::: Data in this exercise
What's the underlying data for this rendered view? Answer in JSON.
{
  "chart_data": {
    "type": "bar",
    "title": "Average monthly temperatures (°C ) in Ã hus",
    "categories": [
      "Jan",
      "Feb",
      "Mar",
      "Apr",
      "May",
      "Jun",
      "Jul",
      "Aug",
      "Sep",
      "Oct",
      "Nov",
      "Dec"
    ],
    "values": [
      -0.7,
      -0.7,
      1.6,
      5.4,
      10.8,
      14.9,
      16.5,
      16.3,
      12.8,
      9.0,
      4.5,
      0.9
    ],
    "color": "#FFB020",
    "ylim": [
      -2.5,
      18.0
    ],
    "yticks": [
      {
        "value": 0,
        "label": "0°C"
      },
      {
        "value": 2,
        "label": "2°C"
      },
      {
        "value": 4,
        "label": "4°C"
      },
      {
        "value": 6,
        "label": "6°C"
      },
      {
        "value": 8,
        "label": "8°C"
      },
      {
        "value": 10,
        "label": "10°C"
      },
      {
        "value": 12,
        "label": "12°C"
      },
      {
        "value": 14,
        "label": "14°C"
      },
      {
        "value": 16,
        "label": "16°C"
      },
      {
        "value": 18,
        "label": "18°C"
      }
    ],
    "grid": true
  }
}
::::::
> _Task brief_
From the first line to the last, please quote the material above exactly.

> _Solution to the exercise_
What's the underlying data for this rendered view? Answer in JSON.
{
  "chart_data": {
    "type": "bar",
    "title": "Average monthly temperatures (°C ) in Ã hus",
    "categories": [
      "Jan",
      "Feb",
      "Mar",
      "Apr",
      "May",
      "Jun",
      "Jul",
      "Aug",
      "Sep",
      "Oct",
      "Nov",
      "Dec"
    ],
    "values": [
      -0.7,
      -0.7,
      1.6,
      5.4,
      10.8,
      14.9,
      16.5,
      16.3,
      12.8,
      9.0,
      4.5,
      0.9
    ],
    "color": "#FFB020",
    "ylim": [
      -2.5,
      18.0
    ],
    "yticks": [
      {
        "value": 0,
        "label": "0°C"
      },
      {
        "value": 2,
        "label": "2°C"
      },
      {
        "value": 4,
        "label": "4°C"
      },
      {
        "value": 6,
        "label": "6°C"
      },
      {
        "value": 8,
        "label": "8°C"
      },
      {
        "value": 10,
        "label": "10°C"
      },
      {
        "value": 12,
        "label": "12°C"
      },
      {
        "value": 14,
        "label": "14°C"
      },
      {
        "value": 16,
        "label": "16°C"
      },
      {
        "value": 18,
        "label": "18°C"
      }
    ],
    "grid": true
  }
}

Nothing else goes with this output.